### Your objective
Wherever a line in the data below holds "CALL", copy that line.

— START OF Raw data —

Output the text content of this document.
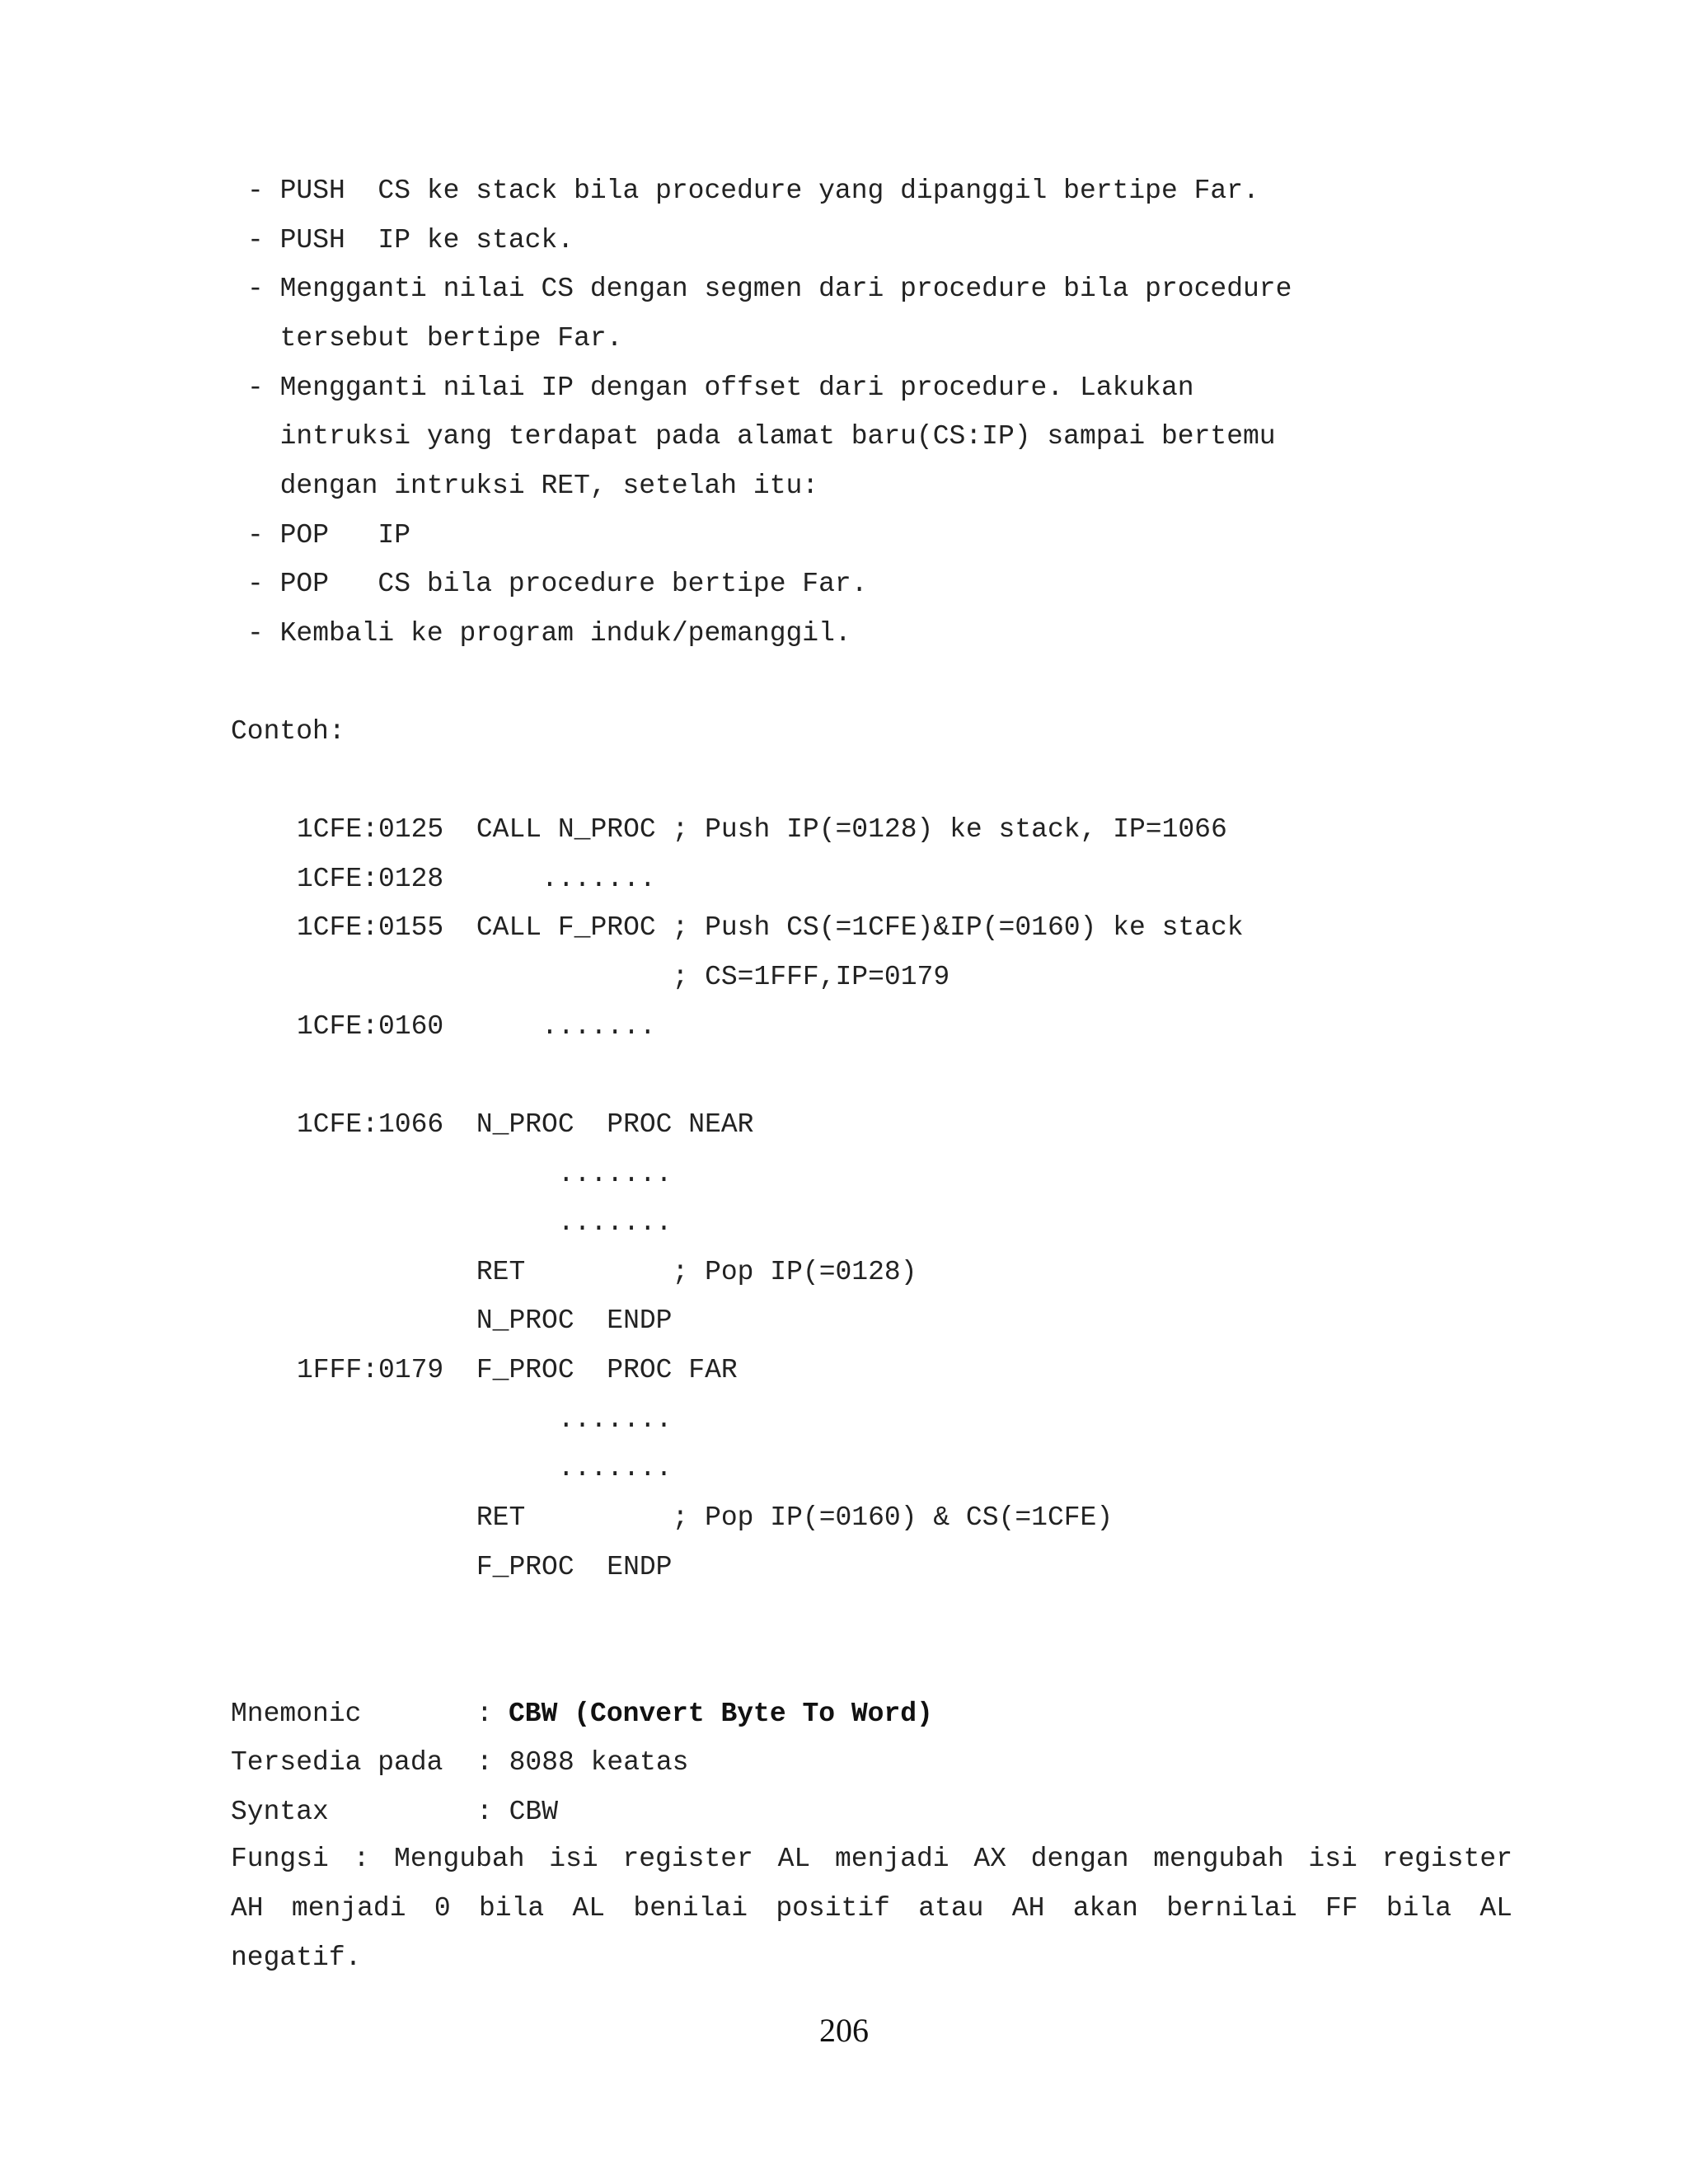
- PUSH  CS ke stack bila procedure yang dipanggil bertipe Far.
- PUSH  IP ke stack.
- Mengganti nilai CS dengan segmen dari procedure bila procedure
tersebut bertipe Far.
- Mengganti nilai IP dengan offset dari procedure. Lakukan
intruksi yang terdapat pada alamat baru(CS:IP) sampai bertemu
dengan intruksi RET, setelah itu:
- POP   IP
- POP   CS bila procedure bertipe Far.
- Kembali ke program induk/pemanggil.
Contoh:
1CFE:0125  CALL N_PROC ; Push IP(=0128) ke stack, IP=1066
1CFE:0128      .......
1CFE:0155  CALL F_PROC ; Push CS(=1CFE)&IP(=0160) ke stack
; CS=1FFF,IP=0179
1CFE:0160      .......
1CFE:1066  N_PROC  PROC NEAR
.......
.......
RET         ; Pop IP(=0128)
N_PROC  ENDP
1FFF:0179  F_PROC  PROC FAR
.......
.......
RET         ; Pop IP(=0160) & CS(=1CFE)
F_PROC  ENDP
Mnemonic	: CBW (Convert Byte To Word)
Tersedia pada : 8088 keatas
Syntax	: CBW
Fungsi : Mengubah isi register AL menjadi AX dengan mengubah isi register AH menjadi 0 bila AL benilai positif atau AH akan bernilai FF bila AL negatif.
206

— END OF Raw data —

### Task result
1CFE:0125  CALL N_PROC ; Push IP(=0128) ke stack, IP=1066
1CFE:0155  CALL F_PROC ; Push CS(=1CFE)&IP(=0160) ke stack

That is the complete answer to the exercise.